**YOUR INSTRUCTIONS:**
Give the data below again, word for word.

--

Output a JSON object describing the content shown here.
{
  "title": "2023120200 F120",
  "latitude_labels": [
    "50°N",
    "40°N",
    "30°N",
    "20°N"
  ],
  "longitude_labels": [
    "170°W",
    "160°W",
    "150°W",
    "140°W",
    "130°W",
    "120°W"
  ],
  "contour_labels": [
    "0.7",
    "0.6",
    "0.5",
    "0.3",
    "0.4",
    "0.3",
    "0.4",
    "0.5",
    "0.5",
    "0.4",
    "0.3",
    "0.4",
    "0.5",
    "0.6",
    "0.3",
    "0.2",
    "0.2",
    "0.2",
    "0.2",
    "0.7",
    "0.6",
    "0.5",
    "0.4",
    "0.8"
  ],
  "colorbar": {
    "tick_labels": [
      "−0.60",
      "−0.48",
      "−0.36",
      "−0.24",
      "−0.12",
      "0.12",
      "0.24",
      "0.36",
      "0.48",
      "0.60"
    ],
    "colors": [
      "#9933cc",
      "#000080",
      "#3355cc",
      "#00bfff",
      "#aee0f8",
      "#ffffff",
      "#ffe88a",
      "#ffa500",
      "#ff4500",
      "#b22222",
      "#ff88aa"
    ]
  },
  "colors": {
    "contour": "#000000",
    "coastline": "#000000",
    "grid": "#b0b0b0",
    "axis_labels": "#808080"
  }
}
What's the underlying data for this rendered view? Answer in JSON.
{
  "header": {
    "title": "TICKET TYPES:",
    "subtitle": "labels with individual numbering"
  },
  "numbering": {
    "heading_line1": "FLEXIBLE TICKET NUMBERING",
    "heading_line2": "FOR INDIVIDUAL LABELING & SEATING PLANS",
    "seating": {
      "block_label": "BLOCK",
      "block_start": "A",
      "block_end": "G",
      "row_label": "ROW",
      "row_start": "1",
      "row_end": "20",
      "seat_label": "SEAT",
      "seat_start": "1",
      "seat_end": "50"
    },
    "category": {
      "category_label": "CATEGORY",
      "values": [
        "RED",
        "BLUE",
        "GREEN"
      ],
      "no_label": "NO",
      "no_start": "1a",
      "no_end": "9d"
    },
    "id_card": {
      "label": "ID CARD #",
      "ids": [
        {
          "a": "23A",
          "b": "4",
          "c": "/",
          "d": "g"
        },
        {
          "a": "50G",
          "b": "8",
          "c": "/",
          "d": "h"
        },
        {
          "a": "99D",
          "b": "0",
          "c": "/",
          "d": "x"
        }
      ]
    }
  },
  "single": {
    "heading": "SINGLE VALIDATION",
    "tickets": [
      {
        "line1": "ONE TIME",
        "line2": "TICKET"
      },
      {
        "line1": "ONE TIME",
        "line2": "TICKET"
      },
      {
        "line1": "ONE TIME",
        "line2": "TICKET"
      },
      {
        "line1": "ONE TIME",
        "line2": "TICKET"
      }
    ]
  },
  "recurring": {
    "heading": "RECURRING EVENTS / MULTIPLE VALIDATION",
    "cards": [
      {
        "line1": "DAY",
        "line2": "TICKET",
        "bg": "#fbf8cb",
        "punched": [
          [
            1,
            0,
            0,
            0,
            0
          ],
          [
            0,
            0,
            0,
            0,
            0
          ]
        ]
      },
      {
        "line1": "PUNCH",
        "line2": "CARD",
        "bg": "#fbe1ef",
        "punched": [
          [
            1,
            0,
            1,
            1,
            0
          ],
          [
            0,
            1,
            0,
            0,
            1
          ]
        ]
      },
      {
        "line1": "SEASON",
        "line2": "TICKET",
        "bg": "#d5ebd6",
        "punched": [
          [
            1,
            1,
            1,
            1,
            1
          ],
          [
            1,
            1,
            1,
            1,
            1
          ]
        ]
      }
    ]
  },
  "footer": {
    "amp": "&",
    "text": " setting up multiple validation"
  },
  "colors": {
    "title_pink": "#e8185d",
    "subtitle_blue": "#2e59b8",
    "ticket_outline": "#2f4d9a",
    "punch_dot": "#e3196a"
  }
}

--

**WRITTEN SOLUTION:**
Output a JSON object describing the content shown here.
{
  "title": "2023120200 F120",
  "latitude_labels": [
    "50°N",
    "40°N",
    "30°N",
    "20°N"
  ],
  "longitude_labels": [
    "170°W",
    "160°W",
    "150°W",
    "140°W",
    "130°W",
    "120°W"
  ],
  "contour_labels": [
    "0.7",
    "0.6",
    "0.5",
    "0.3",
    "0.4",
    "0.3",
    "0.4",
    "0.5",
    "0.5",
    "0.4",
    "0.3",
    "0.4",
    "0.5",
    "0.6",
    "0.3",
    "0.2",
    "0.2",
    "0.2",
    "0.2",
    "0.7",
    "0.6",
    "0.5",
    "0.4",
    "0.8"
  ],
  "colorbar": {
    "tick_labels": [
      "−0.60",
      "−0.48",
      "−0.36",
      "−0.24",
      "−0.12",
      "0.12",
      "0.24",
      "0.36",
      "0.48",
      "0.60"
    ],
    "colors": [
      "#9933cc",
      "#000080",
      "#3355cc",
      "#00bfff",
      "#aee0f8",
      "#ffffff",
      "#ffe88a",
      "#ffa500",
      "#ff4500",
      "#b22222",
      "#ff88aa"
    ]
  },
  "colors": {
    "contour": "#000000",
    "coastline": "#000000",
    "grid": "#b0b0b0",
    "axis_labels": "#808080"
  }
}
What's the underlying data for this rendered view? Answer in JSON.
{
  "header": {
    "title": "TICKET TYPES:",
    "subtitle": "labels with individual numbering"
  },
  "numbering": {
    "heading_line1": "FLEXIBLE TICKET NUMBERING",
    "heading_line2": "FOR INDIVIDUAL LABELING & SEATING PLANS",
    "seating": {
      "block_label": "BLOCK",
      "block_start": "A",
      "block_end": "G",
      "row_label": "ROW",
      "row_start": "1",
      "row_end": "20",
      "seat_label": "SEAT",
      "seat_start": "1",
      "seat_end": "50"
    },
    "category": {
      "category_label": "CATEGORY",
      "values": [
        "RED",
        "BLUE",
        "GREEN"
      ],
      "no_label": "NO",
      "no_start": "1a",
      "no_end": "9d"
    },
    "id_card": {
      "label": "ID CARD #",
      "ids": [
        {
          "a": "23A",
          "b": "4",
          "c": "/",
          "d": "g"
        },
        {
          "a": "50G",
          "b": "8",
          "c": "/",
          "d": "h"
        },
        {
          "a": "99D",
          "b": "0",
          "c": "/",
          "d": "x"
        }
      ]
    }
  },
  "single": {
    "heading": "SINGLE VALIDATION",
    "tickets": [
      {
        "line1": "ONE TIME",
        "line2": "TICKET"
      },
      {
        "line1": "ONE TIME",
        "line2": "TICKET"
      },
      {
        "line1": "ONE TIME",
        "line2": "TICKET"
      },
      {
        "line1": "ONE TIME",
        "line2": "TICKET"
      }
    ]
  },
  "recurring": {
    "heading": "RECURRING EVENTS / MULTIPLE VALIDATION",
    "cards": [
      {
        "line1": "DAY",
        "line2": "TICKET",
        "bg": "#fbf8cb",
        "punched": [
          [
            1,
            0,
            0,
            0,
            0
          ],
          [
            0,
            0,
            0,
            0,
            0
          ]
        ]
      },
      {
        "line1": "PUNCH",
        "line2": "CARD",
        "bg": "#fbe1ef",
        "punched": [
          [
            1,
            0,
            1,
            1,
            0
          ],
          [
            0,
            1,
            0,
            0,
            1
          ]
        ]
      },
      {
        "line1": "SEASON",
        "line2": "TICKET",
        "bg": "#d5ebd6",
        "punched": [
          [
            1,
            1,
            1,
            1,
            1
          ],
          [
            1,
            1,
            1,
            1,
            1
          ]
        ]
      }
    ]
  },
  "footer": {
    "amp": "&",
    "text": " setting up multiple validation"
  },
  "colors": {
    "title_pink": "#e8185d",
    "subtitle_blue": "#2e59b8",
    "ticket_outline": "#2f4d9a",
    "punch_dot": "#e3196a"
  }
}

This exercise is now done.